Which van to convert?

Author
Discussion

ThisInJapanese

Original Poster:

10,922 posts

227 months

Friday 22nd December 2023
quotequote all
I'm looking for a van that's a jack of all trades.

It'll be a L1H2 L2H1 Transit Custom style van with the idea of installing a 2nd row of seats and then a removable bed in the back. The idea being that it can either be a temporary camper, a 2nd family wagon or just a simple van. Ideally it should also be able to tow a trackday car as well.

This one (missing seats aside) is similar to what I'm thinking of http://www.autotrader.co.uk/motorhome-details/2023...

The budget for the van with the modifications is £20k

I've seen a lot of bad things said about Transits and the 'wet belt'. So I've got half an eye on the older 2.2 variant. What else should I be looking at?

Also, what are the pitfalls of doing something like this from an insurance point of view?

Edited by ThisInJapanese on Friday 22 December 22:52


Edited by ThisInJapanese on Friday 22 December 23:03


Edited by ThisInJapanese on Friday 22 December 23:38

Milner993

1,299 posts

163 months

Friday 22nd December 2023
quotequote all
If you go for a H2 model you will struggle with most carparks with height restricted barriers, better off with a pop top.

Transporter will cost you more but will hold it's value better than anything else.

Insurance can be sourced from a number of specialist insurance companies, no issues.

ThisInJapanese

Original Poster:

10,922 posts

227 months

Friday 22nd December 2023
quotequote all
Milner993 said:
If you go for a H2 model you will struggle with most carparks with height restricted barriers, better off with a pop top.

Transporter will cost you more but will hold it's value better than anything else.

Insurance can be sourced from a number of specialist insurance companies, no issues.
Sorry. I meant L2H1 not a high top! Have adjusted original post.

stevemcs

8,684 posts

94 months

Friday 22nd December 2023
quotequote all
Wet belts are around £1400 on the eco blue, yes the 2.2 causes far fewer issues but the newer eco blue is nicer inside. The Transit is wider than the VW which makes a difference when putting a bed inside.

ThisInJapanese

Original Poster:

10,922 posts

227 months

Saturday 23rd December 2023
quotequote all
stevemcs said:
Wet belts are around £1400 on the eco blue, yes the 2.2 causes far fewer issues but the newer eco blue is nicer inside. The Transit is wider than the VW which makes a difference when putting a bed inside.
With the wet belt, is it a case of just doing it before it's needed and making sure you budget for it?

stevemcs

8,684 posts

94 months

Saturday 23rd December 2023
quotequote all
Doing it before it’s needed. It’s more expensive that it should be because Ford use tin covers for the sump and riming belt cover, if you didn’t have to change these it would be £400 cheaper.

Harv-surrey

49 posts

189 months

Monday 25th December 2023
quotequote all
I have an L1 H1 custom run it for a few years.
Don't be scared into buying a 2.2 in place of a 2.0.
Yes there have been wet belt issues but there have been loads of cracked piston issues with the 2.2.

Remember how many of these vans have been sold hundreds of thousands.

I have spoken to a few fleet managers and some decent Ford techs and the advice has been 10k oil changes and do the belts at 70k not 140 ! Or 5 years .
Basically think of it as a normal Cambelt and you will be fine.

# Material supplied

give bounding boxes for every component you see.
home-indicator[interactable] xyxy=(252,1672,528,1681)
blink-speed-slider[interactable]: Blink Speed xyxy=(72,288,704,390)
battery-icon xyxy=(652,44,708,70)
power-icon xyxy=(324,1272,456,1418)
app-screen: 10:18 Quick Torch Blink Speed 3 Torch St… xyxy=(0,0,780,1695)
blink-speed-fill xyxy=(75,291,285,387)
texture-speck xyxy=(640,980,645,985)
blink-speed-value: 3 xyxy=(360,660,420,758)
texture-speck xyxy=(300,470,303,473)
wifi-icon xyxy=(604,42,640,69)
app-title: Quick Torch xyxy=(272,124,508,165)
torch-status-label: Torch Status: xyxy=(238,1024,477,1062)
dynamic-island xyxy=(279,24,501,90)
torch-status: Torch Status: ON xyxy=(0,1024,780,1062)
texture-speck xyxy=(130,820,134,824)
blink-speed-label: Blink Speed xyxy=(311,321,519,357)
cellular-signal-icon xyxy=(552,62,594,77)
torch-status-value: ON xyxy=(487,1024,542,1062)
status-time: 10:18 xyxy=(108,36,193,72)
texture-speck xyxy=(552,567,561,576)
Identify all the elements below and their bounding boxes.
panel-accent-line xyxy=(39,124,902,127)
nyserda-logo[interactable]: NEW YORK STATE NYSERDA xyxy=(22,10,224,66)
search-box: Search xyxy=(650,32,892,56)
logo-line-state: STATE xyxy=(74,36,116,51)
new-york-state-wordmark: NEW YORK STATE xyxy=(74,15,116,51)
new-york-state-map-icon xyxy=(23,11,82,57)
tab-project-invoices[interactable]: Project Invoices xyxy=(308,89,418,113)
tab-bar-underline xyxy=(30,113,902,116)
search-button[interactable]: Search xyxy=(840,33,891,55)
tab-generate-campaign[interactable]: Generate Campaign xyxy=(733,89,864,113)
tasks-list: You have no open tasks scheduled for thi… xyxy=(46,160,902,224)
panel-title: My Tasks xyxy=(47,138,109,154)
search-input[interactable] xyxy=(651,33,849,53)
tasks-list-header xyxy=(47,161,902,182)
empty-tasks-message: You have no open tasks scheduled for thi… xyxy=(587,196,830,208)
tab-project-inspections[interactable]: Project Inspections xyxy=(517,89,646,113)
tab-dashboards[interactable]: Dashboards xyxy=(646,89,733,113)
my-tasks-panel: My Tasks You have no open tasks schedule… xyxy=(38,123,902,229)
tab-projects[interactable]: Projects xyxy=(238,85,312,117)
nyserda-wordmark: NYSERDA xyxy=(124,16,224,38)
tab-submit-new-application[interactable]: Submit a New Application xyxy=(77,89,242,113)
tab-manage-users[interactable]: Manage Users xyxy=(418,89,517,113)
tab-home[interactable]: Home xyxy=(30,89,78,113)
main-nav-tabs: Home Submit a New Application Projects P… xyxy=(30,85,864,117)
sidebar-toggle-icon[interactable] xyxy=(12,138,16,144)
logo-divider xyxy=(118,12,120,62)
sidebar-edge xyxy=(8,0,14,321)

# Challenge 1
In the van conversion thread, what total budget does the original poster set for the van with its modifications?
# Challenge 2
Please update the van conversion thread from "I have spoken" to "Or 5 years .", putting "mechanics" in place of "fleet managers".
# Challenge 3
List the usernames of everyone who posts in the van conversion thread.

# Result 1
£20k

# Result 2
I have spoken to a few mechanics and some decent Ford techs and the advice has been 10k oil changes and do the belts at 70k not 140 ! Or 5 years .

# Result 3
ThisInJapanese, Milner993, stevemcs, Harv-surrey